Instructions to follow: Copy out the listing that follows exactly, dropping every picture.

Dataset rows:
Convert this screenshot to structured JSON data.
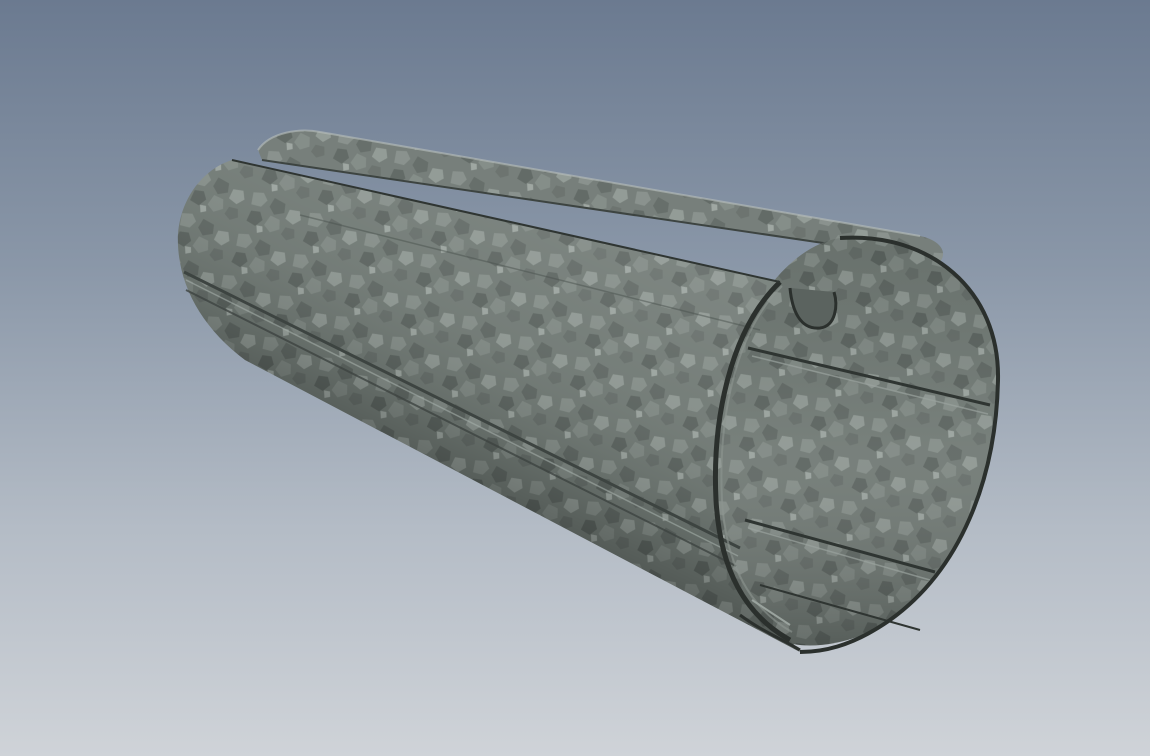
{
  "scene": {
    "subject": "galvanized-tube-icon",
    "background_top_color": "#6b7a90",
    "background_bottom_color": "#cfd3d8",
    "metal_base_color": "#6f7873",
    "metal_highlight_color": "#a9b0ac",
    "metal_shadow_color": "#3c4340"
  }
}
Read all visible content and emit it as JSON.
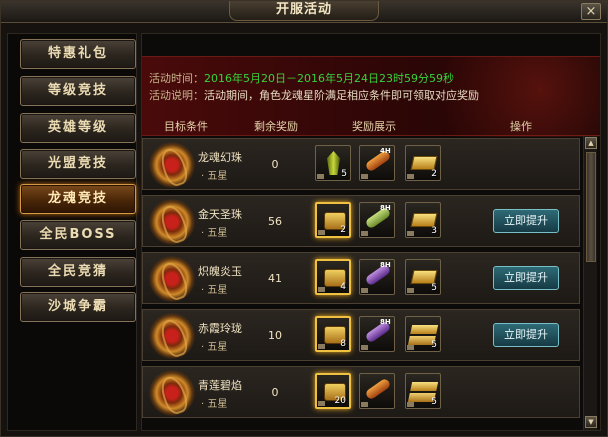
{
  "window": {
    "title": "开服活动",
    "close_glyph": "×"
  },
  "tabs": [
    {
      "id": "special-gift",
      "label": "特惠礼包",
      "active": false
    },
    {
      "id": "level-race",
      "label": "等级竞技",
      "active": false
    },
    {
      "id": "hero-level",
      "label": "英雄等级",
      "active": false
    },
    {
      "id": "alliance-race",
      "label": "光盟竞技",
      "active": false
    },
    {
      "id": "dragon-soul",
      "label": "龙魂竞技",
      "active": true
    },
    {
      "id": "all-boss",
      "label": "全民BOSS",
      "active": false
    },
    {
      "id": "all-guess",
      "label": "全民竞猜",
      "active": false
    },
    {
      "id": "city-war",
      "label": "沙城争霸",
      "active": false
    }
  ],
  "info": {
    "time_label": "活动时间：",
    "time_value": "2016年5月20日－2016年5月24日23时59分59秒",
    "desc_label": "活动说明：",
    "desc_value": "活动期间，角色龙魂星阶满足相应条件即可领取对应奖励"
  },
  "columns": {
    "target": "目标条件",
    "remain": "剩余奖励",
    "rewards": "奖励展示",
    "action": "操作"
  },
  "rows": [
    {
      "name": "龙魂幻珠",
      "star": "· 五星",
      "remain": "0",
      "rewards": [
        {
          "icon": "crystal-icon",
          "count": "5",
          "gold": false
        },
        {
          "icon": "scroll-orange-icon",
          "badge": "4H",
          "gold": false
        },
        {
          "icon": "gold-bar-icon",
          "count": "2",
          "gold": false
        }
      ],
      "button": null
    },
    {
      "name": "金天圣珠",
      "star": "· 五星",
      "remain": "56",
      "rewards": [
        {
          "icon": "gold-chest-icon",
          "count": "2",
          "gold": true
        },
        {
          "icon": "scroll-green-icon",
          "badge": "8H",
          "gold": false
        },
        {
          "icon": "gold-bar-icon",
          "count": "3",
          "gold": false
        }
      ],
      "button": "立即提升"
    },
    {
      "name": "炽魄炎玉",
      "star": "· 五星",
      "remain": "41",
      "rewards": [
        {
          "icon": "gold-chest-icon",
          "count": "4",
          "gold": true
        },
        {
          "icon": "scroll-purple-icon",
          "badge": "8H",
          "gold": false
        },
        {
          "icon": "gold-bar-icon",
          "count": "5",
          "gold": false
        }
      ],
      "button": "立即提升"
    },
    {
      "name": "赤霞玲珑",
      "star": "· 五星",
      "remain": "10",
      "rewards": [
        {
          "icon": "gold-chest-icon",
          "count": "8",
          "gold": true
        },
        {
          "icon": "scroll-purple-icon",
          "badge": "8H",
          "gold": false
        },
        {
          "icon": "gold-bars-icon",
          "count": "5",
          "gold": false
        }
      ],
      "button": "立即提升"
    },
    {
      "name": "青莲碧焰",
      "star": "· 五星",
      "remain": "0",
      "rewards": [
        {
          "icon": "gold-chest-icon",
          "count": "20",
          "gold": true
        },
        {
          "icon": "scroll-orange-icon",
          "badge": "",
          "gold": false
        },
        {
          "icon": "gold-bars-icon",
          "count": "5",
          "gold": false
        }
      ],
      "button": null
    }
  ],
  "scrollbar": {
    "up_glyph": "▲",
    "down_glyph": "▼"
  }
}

Correct result:
Convert this screenshot to structured JSON data.
{
  "scene": {
    "subject": "galvanized-tube-icon",
    "background_top_color": "#6b7a90",
    "background_bottom_color": "#cfd3d8",
    "metal_base_color": "#6f7873",
    "metal_highlight_color": "#a9b0ac",
    "metal_shadow_color": "#3c4340"
  }
}
Read all visible content and emit it as JSON.
{
  "window": {
    "title": "开服活动",
    "close_glyph": "×"
  },
  "tabs": [
    {
      "id": "special-gift",
      "label": "特惠礼包",
      "active": false
    },
    {
      "id": "level-race",
      "label": "等级竞技",
      "active": false
    },
    {
      "id": "hero-level",
      "label": "英雄等级",
      "active": false
    },
    {
      "id": "alliance-race",
      "label": "光盟竞技",
      "active": false
    },
    {
      "id": "dragon-soul",
      "label": "龙魂竞技",
      "active": true
    },
    {
      "id": "all-boss",
      "label": "全民BOSS",
      "active": false
    },
    {
      "id": "all-guess",
      "label": "全民竞猜",
      "active": false
    },
    {
      "id": "city-war",
      "label": "沙城争霸",
      "active": false
    }
  ],
  "info": {
    "time_label": "活动时间：",
    "time_value": "2016年5月20日－2016年5月24日23时59分59秒",
    "desc_label": "活动说明：",
    "desc_value": "活动期间，角色龙魂星阶满足相应条件即可领取对应奖励"
  },
  "columns": {
    "target": "目标条件",
    "remain": "剩余奖励",
    "rewards": "奖励展示",
    "action": "操作"
  },
  "rows": [
    {
      "name": "龙魂幻珠",
      "star": "· 五星",
      "remain": "0",
      "rewards": [
        {
          "icon": "crystal-icon",
          "count": "5",
          "gold": false
        },
        {
          "icon": "scroll-orange-icon",
          "badge": "4H",
          "gold": false
        },
        {
          "icon": "gold-bar-icon",
          "count": "2",
          "gold": false
        }
      ],
      "button": null
    },
    {
      "name": "金天圣珠",
      "star": "· 五星",
      "remain": "56",
      "rewards": [
        {
          "icon": "gold-chest-icon",
          "count": "2",
          "gold": true
        },
        {
          "icon": "scroll-green-icon",
          "badge": "8H",
          "gold": false
        },
        {
          "icon": "gold-bar-icon",
          "count": "3",
          "gold": false
        }
      ],
      "button": "立即提升"
    },
    {
      "name": "炽魄炎玉",
      "star": "· 五星",
      "remain": "41",
      "rewards": [
        {
          "icon": "gold-chest-icon",
          "count": "4",
          "gold": true
        },
        {
          "icon": "scroll-purple-icon",
          "badge": "8H",
          "gold": false
        },
        {
          "icon": "gold-bar-icon",
          "count": "5",
          "gold": false
        }
      ],
      "button": "立即提升"
    },
    {
      "name": "赤霞玲珑",
      "star": "· 五星",
      "remain": "10",
      "rewards": [
        {
          "icon": "gold-chest-icon",
          "count": "8",
          "gold": true
        },
        {
          "icon": "scroll-purple-icon",
          "badge": "8H",
          "gold": false
        },
        {
          "icon": "gold-bars-icon",
          "count": "5",
          "gold": false
        }
      ],
      "button": "立即提升"
    },
    {
      "name": "青莲碧焰",
      "star": "· 五星",
      "remain": "0",
      "rewards": [
        {
          "icon": "gold-chest-icon",
          "count": "20",
          "gold": true
        },
        {
          "icon": "scroll-orange-icon",
          "badge": "",
          "gold": false
        },
        {
          "icon": "gold-bars-icon",
          "count": "5",
          "gold": false
        }
      ],
      "button": null
    }
  ],
  "scrollbar": {
    "up_glyph": "▲",
    "down_glyph": "▼"
  }
}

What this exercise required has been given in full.